━━━━━ PROVIDED RECORDS
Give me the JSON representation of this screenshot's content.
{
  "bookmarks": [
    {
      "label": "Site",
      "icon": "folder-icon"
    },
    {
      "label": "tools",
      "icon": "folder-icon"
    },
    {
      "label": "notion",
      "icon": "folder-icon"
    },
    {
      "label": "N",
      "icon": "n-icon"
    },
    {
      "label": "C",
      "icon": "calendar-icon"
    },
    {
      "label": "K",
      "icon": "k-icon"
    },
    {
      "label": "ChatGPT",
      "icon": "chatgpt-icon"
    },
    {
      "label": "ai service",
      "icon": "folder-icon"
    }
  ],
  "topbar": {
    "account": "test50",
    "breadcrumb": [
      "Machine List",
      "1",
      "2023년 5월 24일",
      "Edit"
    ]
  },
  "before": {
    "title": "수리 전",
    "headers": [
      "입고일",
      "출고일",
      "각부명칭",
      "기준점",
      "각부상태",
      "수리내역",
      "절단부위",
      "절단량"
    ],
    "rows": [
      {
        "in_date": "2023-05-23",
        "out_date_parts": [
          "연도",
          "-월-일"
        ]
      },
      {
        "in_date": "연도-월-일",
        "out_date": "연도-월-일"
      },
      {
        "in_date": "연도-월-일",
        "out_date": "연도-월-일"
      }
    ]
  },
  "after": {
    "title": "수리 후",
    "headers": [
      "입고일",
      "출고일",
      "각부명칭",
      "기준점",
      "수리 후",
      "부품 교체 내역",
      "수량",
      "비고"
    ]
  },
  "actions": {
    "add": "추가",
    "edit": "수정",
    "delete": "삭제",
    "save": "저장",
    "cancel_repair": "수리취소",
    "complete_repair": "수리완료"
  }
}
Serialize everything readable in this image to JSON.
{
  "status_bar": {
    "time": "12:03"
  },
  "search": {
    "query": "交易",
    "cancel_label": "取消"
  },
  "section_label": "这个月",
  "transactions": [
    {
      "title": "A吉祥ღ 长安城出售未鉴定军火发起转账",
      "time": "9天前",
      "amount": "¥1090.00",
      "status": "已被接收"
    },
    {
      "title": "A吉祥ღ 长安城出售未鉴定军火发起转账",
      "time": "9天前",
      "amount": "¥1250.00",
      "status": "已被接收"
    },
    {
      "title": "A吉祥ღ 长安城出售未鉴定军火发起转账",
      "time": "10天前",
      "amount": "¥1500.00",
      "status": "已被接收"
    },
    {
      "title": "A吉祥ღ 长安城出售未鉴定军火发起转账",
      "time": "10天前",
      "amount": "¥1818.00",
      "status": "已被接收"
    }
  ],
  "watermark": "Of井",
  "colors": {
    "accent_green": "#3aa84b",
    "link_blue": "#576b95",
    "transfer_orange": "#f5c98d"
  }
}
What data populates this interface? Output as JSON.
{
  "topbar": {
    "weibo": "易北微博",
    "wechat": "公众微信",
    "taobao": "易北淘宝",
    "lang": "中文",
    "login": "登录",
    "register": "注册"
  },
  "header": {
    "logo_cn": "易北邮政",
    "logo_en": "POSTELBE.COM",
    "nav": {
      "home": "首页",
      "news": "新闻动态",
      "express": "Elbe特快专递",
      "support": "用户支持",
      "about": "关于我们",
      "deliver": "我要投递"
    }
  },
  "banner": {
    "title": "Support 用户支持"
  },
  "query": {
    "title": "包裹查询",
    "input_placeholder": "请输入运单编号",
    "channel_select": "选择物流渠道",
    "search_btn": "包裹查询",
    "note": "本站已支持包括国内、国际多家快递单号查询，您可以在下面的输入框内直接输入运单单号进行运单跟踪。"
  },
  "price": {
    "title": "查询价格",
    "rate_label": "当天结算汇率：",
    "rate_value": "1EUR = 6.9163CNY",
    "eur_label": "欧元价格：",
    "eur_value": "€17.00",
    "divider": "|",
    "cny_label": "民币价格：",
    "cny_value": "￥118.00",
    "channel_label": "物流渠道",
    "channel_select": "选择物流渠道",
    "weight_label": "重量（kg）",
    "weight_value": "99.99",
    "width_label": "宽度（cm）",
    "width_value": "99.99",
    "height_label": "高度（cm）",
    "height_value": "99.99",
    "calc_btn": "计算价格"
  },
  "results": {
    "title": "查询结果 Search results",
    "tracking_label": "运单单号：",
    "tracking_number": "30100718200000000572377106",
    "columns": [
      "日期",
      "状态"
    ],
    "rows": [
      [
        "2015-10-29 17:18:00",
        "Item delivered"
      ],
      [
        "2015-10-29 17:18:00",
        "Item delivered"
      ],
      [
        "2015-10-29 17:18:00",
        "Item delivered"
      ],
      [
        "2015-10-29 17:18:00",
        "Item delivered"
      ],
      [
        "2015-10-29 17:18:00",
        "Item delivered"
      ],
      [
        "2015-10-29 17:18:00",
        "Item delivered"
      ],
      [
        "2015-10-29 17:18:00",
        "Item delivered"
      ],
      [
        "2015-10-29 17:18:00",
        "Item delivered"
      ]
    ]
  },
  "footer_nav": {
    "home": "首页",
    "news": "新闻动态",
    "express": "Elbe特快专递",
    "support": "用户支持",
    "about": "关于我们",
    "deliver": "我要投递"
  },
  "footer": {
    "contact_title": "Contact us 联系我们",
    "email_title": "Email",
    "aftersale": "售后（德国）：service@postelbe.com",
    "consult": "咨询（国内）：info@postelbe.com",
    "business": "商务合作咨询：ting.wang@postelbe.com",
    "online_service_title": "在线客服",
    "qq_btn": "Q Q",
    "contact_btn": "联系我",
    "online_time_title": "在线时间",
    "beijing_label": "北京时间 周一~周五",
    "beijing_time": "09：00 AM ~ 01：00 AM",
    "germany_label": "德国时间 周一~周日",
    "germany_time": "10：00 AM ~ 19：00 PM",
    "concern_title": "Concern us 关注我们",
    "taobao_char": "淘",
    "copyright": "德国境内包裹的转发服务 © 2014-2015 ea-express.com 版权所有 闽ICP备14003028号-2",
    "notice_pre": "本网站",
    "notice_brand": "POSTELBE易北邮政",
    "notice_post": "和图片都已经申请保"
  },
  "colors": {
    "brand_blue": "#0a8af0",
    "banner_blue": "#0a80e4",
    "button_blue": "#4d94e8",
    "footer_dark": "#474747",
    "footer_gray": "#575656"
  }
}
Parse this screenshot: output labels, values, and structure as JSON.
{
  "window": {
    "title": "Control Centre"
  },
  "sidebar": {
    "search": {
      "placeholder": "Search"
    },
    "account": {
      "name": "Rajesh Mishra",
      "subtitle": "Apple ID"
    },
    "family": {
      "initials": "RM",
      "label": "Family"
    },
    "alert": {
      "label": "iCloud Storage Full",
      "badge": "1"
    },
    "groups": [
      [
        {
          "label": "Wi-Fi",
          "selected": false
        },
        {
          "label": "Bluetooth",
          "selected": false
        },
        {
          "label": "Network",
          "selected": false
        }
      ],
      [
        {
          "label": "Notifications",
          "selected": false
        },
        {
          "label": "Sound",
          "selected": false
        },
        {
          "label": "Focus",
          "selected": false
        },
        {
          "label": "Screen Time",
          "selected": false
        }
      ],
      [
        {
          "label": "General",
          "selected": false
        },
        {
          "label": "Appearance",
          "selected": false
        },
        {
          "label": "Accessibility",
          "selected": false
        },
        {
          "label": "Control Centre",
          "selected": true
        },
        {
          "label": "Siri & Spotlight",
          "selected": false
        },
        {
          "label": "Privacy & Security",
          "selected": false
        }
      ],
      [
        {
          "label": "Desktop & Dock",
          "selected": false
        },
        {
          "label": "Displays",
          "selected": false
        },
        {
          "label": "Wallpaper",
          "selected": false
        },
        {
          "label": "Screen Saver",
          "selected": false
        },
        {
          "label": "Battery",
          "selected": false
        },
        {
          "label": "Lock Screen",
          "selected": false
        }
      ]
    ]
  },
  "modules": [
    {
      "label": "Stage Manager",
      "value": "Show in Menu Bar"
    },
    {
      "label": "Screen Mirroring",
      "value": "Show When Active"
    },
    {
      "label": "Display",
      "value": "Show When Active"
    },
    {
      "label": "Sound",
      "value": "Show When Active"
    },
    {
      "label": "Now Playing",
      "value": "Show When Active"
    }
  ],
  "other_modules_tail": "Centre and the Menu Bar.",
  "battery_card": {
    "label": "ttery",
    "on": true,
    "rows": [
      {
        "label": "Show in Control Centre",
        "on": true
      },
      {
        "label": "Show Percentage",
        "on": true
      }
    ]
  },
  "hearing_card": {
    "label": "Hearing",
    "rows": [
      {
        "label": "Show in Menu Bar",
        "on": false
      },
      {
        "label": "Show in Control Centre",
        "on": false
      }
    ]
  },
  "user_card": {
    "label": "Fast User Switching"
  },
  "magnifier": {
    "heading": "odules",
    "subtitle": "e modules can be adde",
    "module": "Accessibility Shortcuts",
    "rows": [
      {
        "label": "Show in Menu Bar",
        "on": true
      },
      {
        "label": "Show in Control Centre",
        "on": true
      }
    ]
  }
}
━━━━━━━━━━
→ **DIRECTIONS**
Provide solely the number of lines in the data that include the word "用户支持".

→ **RESULT**
3